Look for "right" in each line of the entries, and return the matching lines.

Figure data in JSON
Begin
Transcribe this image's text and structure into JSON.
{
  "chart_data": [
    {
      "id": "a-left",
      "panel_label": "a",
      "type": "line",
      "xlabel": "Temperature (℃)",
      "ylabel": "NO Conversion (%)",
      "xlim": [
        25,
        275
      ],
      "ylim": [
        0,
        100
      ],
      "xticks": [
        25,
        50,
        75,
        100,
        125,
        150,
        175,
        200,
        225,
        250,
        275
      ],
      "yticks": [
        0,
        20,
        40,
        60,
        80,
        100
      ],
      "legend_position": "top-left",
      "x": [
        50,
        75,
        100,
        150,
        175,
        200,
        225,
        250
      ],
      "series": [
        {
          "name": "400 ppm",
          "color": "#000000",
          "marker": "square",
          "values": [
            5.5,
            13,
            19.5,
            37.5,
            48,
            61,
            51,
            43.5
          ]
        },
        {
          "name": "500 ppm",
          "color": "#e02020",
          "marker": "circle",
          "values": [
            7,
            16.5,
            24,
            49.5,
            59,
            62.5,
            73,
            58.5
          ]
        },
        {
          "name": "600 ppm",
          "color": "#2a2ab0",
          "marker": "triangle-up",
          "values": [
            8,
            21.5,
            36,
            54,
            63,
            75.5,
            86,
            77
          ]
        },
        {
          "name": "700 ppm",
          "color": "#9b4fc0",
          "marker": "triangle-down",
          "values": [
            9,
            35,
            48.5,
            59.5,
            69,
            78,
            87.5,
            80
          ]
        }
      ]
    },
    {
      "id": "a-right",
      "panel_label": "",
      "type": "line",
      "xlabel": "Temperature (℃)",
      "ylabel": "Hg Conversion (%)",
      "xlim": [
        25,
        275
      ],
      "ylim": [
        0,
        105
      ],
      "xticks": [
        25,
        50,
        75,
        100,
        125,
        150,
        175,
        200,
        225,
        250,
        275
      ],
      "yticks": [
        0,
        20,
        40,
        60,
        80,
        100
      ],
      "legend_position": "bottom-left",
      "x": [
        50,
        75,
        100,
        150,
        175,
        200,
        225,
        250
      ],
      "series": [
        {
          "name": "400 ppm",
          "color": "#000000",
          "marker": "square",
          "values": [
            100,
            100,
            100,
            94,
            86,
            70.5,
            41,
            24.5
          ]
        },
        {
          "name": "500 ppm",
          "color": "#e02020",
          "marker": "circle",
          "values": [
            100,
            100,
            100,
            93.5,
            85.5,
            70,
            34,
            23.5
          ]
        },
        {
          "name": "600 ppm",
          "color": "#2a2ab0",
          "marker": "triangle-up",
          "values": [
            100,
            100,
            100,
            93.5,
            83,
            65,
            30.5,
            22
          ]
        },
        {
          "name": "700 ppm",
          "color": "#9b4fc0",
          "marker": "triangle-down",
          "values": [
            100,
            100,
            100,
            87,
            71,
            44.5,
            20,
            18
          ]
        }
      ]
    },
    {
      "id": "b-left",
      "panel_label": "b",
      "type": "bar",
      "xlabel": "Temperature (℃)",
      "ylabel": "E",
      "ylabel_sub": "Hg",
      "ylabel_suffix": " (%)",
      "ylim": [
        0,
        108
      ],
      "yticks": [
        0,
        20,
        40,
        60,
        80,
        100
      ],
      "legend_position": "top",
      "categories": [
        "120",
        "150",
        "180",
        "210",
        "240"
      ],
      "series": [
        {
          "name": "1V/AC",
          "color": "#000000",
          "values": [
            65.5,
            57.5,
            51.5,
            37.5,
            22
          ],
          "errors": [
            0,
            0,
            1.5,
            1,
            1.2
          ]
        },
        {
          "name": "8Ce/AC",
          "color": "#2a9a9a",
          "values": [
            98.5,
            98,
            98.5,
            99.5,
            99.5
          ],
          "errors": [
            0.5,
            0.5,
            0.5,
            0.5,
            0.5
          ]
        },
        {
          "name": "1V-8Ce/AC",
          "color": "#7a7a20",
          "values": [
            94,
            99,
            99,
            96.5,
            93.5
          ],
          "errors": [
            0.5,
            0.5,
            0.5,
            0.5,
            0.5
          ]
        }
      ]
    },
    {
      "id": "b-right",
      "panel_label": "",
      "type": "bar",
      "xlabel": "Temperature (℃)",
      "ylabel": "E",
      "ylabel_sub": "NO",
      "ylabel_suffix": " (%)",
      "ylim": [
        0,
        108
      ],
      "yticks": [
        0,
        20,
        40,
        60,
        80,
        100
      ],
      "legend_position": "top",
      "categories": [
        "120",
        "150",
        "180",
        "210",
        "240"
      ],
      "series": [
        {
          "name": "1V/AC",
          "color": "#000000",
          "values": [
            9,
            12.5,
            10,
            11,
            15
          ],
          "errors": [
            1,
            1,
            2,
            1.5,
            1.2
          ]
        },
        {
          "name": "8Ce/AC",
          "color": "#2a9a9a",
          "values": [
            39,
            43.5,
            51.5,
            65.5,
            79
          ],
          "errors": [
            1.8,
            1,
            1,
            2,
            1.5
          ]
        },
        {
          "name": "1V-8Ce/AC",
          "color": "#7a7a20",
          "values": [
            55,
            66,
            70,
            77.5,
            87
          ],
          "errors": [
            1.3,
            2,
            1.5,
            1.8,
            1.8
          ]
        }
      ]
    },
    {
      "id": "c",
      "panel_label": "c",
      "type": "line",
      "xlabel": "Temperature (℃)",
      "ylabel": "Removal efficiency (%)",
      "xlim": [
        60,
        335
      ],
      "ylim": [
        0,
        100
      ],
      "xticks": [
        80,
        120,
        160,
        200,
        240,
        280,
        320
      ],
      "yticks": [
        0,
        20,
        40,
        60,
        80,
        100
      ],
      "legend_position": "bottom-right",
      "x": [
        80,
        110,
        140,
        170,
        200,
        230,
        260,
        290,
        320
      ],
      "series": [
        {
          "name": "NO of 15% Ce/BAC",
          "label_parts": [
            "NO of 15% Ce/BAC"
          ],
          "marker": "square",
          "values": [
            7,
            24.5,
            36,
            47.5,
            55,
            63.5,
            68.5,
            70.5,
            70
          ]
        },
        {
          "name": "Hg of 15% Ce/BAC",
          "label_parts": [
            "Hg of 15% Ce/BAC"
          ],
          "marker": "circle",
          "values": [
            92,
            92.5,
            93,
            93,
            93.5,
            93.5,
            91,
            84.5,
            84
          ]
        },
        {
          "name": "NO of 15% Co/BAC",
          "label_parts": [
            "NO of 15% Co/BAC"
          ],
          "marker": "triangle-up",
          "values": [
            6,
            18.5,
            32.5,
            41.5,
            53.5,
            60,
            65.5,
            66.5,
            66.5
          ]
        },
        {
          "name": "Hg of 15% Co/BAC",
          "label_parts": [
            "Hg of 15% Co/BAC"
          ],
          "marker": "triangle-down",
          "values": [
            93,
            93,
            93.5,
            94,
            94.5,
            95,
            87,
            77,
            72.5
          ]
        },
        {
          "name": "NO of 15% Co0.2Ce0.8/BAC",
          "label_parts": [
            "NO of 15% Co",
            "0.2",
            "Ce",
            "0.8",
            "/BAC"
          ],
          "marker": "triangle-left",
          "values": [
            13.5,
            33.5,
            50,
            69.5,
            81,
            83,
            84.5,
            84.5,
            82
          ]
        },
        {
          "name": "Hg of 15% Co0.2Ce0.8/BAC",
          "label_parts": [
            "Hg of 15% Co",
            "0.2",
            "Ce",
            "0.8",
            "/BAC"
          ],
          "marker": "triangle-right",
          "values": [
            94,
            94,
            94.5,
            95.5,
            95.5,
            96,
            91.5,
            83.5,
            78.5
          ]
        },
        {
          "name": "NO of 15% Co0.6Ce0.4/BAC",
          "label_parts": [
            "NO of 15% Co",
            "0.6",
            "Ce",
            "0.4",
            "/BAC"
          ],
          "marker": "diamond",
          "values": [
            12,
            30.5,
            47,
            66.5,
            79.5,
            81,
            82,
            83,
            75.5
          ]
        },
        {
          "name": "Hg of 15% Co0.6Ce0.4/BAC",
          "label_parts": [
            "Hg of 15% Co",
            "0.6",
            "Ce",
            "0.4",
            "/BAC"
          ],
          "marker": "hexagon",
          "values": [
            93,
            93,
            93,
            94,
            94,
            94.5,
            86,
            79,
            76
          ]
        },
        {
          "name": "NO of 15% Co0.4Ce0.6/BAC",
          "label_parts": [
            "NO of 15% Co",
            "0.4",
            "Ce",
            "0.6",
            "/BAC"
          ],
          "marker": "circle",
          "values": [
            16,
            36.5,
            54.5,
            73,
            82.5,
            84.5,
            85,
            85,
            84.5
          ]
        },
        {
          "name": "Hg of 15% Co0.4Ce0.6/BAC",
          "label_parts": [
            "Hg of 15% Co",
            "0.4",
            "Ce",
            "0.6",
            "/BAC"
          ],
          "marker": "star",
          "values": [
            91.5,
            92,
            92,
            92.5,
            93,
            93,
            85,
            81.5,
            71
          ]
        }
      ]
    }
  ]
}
End
Answer for the task:
      "id": "a-right",
      "id": "b-right",
      "legend_position": "bottom-right",
          "marker": "triangle-right",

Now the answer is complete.